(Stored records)
○ ○ ○ ○ ○
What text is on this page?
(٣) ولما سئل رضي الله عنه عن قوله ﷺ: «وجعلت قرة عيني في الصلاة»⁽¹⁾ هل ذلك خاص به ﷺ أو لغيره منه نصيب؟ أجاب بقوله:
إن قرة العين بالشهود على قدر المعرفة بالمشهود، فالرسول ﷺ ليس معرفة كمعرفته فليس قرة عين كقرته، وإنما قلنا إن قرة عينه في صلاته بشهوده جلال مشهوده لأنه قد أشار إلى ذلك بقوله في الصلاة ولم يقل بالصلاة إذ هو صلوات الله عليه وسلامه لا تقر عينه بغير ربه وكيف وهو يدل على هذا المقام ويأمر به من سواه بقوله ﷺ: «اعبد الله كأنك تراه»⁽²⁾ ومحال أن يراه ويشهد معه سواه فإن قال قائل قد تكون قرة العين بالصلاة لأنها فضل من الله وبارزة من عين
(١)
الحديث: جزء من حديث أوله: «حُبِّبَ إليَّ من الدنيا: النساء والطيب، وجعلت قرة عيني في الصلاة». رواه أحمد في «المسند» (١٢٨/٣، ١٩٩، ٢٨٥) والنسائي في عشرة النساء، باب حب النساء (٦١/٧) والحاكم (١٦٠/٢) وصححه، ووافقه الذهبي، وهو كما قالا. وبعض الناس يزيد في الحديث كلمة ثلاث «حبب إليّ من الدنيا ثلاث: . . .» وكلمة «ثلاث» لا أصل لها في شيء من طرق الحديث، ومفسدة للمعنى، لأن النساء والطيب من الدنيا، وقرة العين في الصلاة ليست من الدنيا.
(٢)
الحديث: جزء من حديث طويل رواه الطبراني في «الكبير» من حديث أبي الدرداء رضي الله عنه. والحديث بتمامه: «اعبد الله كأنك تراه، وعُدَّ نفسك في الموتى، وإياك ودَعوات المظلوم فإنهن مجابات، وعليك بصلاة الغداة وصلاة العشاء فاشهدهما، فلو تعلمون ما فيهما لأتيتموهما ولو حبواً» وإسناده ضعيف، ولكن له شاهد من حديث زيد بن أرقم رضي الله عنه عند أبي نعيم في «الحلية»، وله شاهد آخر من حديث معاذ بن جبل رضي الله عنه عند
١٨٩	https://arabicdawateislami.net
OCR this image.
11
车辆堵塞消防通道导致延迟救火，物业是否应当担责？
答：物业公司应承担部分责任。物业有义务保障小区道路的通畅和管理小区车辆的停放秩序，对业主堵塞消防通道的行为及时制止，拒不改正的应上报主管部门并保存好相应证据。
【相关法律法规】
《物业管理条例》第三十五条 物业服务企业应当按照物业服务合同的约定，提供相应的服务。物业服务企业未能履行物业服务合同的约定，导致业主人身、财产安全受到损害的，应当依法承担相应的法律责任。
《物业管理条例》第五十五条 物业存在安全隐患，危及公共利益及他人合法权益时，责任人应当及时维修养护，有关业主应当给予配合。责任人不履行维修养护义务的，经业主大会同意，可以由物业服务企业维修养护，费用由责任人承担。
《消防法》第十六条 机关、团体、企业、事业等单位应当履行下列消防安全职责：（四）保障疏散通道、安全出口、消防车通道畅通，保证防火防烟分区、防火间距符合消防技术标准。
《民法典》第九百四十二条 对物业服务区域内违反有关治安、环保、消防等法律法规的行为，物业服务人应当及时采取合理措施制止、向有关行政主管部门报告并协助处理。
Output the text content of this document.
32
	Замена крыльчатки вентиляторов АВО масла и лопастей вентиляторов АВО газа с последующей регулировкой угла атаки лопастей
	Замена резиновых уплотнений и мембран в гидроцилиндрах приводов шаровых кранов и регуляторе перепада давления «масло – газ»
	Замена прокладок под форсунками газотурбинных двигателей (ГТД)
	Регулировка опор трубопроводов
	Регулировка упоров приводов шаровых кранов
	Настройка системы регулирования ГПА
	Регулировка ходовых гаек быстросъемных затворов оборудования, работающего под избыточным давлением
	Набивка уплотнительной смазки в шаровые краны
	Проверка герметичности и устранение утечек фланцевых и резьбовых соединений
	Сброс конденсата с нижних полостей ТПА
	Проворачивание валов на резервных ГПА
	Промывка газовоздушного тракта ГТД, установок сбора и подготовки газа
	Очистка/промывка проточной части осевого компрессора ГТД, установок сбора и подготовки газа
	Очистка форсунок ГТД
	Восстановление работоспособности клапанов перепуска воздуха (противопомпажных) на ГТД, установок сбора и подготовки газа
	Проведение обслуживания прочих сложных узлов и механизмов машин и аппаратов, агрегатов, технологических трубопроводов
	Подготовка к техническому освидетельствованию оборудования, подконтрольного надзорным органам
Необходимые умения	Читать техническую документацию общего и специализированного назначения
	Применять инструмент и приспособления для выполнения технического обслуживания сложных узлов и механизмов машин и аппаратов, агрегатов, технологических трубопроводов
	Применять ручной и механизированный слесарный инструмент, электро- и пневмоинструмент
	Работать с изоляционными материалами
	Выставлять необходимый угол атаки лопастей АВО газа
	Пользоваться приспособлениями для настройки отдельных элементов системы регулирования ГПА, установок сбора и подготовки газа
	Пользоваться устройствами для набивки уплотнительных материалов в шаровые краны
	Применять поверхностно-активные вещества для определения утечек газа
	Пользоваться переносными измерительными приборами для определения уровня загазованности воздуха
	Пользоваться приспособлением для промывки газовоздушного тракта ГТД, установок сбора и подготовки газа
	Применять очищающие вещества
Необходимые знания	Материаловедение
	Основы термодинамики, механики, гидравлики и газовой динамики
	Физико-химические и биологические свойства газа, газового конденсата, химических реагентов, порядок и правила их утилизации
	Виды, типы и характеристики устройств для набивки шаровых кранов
○ ○ ○ ○ ○
**Given task**: Could you transcribe the records in full, exactly?

**Response below**:
What text is on this page?
(٣) ولما سئل رضي الله عنه عن قوله ﷺ: «وجعلت قرة عيني في الصلاة»⁽¹⁾ هل ذلك خاص به ﷺ أو لغيره منه نصيب؟ أجاب بقوله:
إن قرة العين بالشهود على قدر المعرفة بالمشهود، فالرسول ﷺ ليس معرفة كمعرفته فليس قرة عين كقرته، وإنما قلنا إن قرة عينه في صلاته بشهوده جلال مشهوده لأنه قد أشار إلى ذلك بقوله في الصلاة ولم يقل بالصلاة إذ هو صلوات الله عليه وسلامه لا تقر عينه بغير ربه وكيف وهو يدل على هذا المقام ويأمر به من سواه بقوله ﷺ: «اعبد الله كأنك تراه»⁽²⁾ ومحال أن يراه ويشهد معه سواه فإن قال قائل قد تكون قرة العين بالصلاة لأنها فضل من الله وبارزة من عين
(١)
الحديث: جزء من حديث أوله: «حُبِّبَ إليَّ من الدنيا: النساء والطيب، وجعلت قرة عيني في الصلاة». رواه أحمد في «المسند» (١٢٨/٣، ١٩٩، ٢٨٥) والنسائي في عشرة النساء، باب حب النساء (٦١/٧) والحاكم (١٦٠/٢) وصححه، ووافقه الذهبي، وهو كما قالا. وبعض الناس يزيد في الحديث كلمة ثلاث «حبب إليّ من الدنيا ثلاث: . . .» وكلمة «ثلاث» لا أصل لها في شيء من طرق الحديث، ومفسدة للمعنى، لأن النساء والطيب من الدنيا، وقرة العين في الصلاة ليست من الدنيا.
(٢)
الحديث: جزء من حديث طويل رواه الطبراني في «الكبير» من حديث أبي الدرداء رضي الله عنه. والحديث بتمامه: «اعبد الله كأنك تراه، وعُدَّ نفسك في الموتى، وإياك ودَعوات المظلوم فإنهن مجابات، وعليك بصلاة الغداة وصلاة العشاء فاشهدهما، فلو تعلمون ما فيهما لأتيتموهما ولو حبواً» وإسناده ضعيف، ولكن له شاهد من حديث زيد بن أرقم رضي الله عنه عند أبي نعيم في «الحلية»، وله شاهد آخر من حديث معاذ بن جبل رضي الله عنه عند
١٨٩	https://arabicdawateislami.net
OCR this image.
11
车辆堵塞消防通道导致延迟救火，物业是否应当担责？
答：物业公司应承担部分责任。物业有义务保障小区道路的通畅和管理小区车辆的停放秩序，对业主堵塞消防通道的行为及时制止，拒不改正的应上报主管部门并保存好相应证据。
【相关法律法规】
《物业管理条例》第三十五条 物业服务企业应当按照物业服务合同的约定，提供相应的服务。物业服务企业未能履行物业服务合同的约定，导致业主人身、财产安全受到损害的，应当依法承担相应的法律责任。
《物业管理条例》第五十五条 物业存在安全隐患，危及公共利益及他人合法权益时，责任人应当及时维修养护，有关业主应当给予配合。责任人不履行维修养护义务的，经业主大会同意，可以由物业服务企业维修养护，费用由责任人承担。
《消防法》第十六条 机关、团体、企业、事业等单位应当履行下列消防安全职责：（四）保障疏散通道、安全出口、消防车通道畅通，保证防火防烟分区、防火间距符合消防技术标准。
《民法典》第九百四十二条 对物业服务区域内违反有关治安、环保、消防等法律法规的行为，物业服务人应当及时采取合理措施制止、向有关行政主管部门报告并协助处理。
Output the text content of this document.
32
	Замена крыльчатки вентиляторов АВО масла и лопастей вентиляторов АВО газа с последующей регулировкой угла атаки лопастей
	Замена резиновых уплотнений и мембран в гидроцилиндрах приводов шаровых кранов и регуляторе перепада давления «масло – газ»
	Замена прокладок под форсунками газотурбинных двигателей (ГТД)
	Регулировка опор трубопроводов
	Регулировка упоров приводов шаровых кранов
	Настройка системы регулирования ГПА
	Регулировка ходовых гаек быстросъемных затворов оборудования, работающего под избыточным давлением
	Набивка уплотнительной смазки в шаровые краны
	Проверка герметичности и устранение утечек фланцевых и резьбовых соединений
	Сброс конденсата с нижних полостей ТПА
	Проворачивание валов на резервных ГПА
	Промывка газовоздушного тракта ГТД, установок сбора и подготовки газа
	Очистка/промывка проточной части осевого компрессора ГТД, установок сбора и подготовки газа
	Очистка форсунок ГТД
	Восстановление работоспособности клапанов перепуска воздуха (противопомпажных) на ГТД, установок сбора и подготовки газа
	Проведение обслуживания прочих сложных узлов и механизмов машин и аппаратов, агрегатов, технологических трубопроводов
	Подготовка к техническому освидетельствованию оборудования, подконтрольного надзорным органам
Необходимые умения	Читать техническую документацию общего и специализированного назначения
	Применять инструмент и приспособления для выполнения технического обслуживания сложных узлов и механизмов машин и аппаратов, агрегатов, технологических трубопроводов
	Применять ручной и механизированный слесарный инструмент, электро- и пневмоинструмент
	Работать с изоляционными материалами
	Выставлять необходимый угол атаки лопастей АВО газа
	Пользоваться приспособлениями для настройки отдельных элементов системы регулирования ГПА, установок сбора и подготовки газа
	Пользоваться устройствами для набивки уплотнительных материалов в шаровые краны
	Применять поверхностно-активные вещества для определения утечек газа
	Пользоваться переносными измерительными приборами для определения уровня загазованности воздуха
	Пользоваться приспособлением для промывки газовоздушного тракта ГТД, установок сбора и подготовки газа
	Применять очищающие вещества
Необходимые знания	Материаловедение
	Основы термодинамики, механики, гидравлики и газовой динамики
	Физико-химические и биологические свойства газа, газового конденсата, химических реагентов, порядок и правила их утилизации
	Виды, типы и характеристики устройств для набивки шаровых кранов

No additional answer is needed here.